Exercise objective. Copy all the entries below exactly, but not the pictures.

The data.
* begin *

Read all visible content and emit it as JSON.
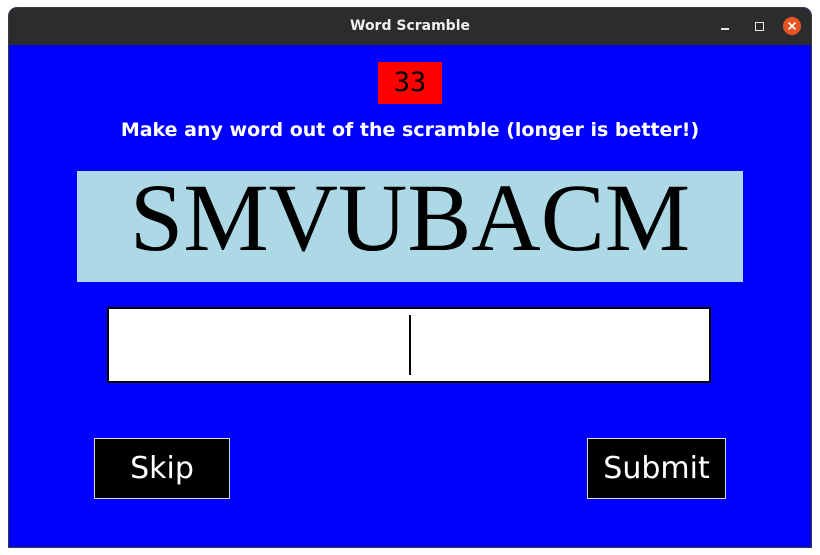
{
  "window": {
    "title": "Word Scramble",
    "controls": {
      "minimize_icon": "minimize-icon",
      "maximize_icon": "maximize-icon",
      "close_icon": "close-icon"
    }
  },
  "game": {
    "timer": "33",
    "instructions": "Make any word out of the scramble (longer is better!)",
    "scramble": "SMVUBACM",
    "answer_value": "",
    "skip_label": "Skip",
    "submit_label": "Submit"
  },
  "colors": {
    "background": "#0000ff",
    "timer_background": "#ff0000",
    "scramble_background": "#add8e6",
    "button_background": "#000000",
    "close_button": "#e95420",
    "titlebar": "#2c2c2c"
  }
}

* end *

Result for this exercise.
Read all visible content and emit it as JSON.
{
  "window": {
    "title": "Word Scramble",
    "controls": {
      "minimize_icon": "minimize-icon",
      "maximize_icon": "maximize-icon",
      "close_icon": "close-icon"
    }
  },
  "game": {
    "timer": "33",
    "instructions": "Make any word out of the scramble (longer is better!)",
    "scramble": "SMVUBACM",
    "answer_value": "",
    "skip_label": "Skip",
    "submit_label": "Submit"
  },
  "colors": {
    "background": "#0000ff",
    "timer_background": "#ff0000",
    "scramble_background": "#add8e6",
    "button_background": "#000000",
    "close_button": "#e95420",
    "titlebar": "#2c2c2c"
  }
}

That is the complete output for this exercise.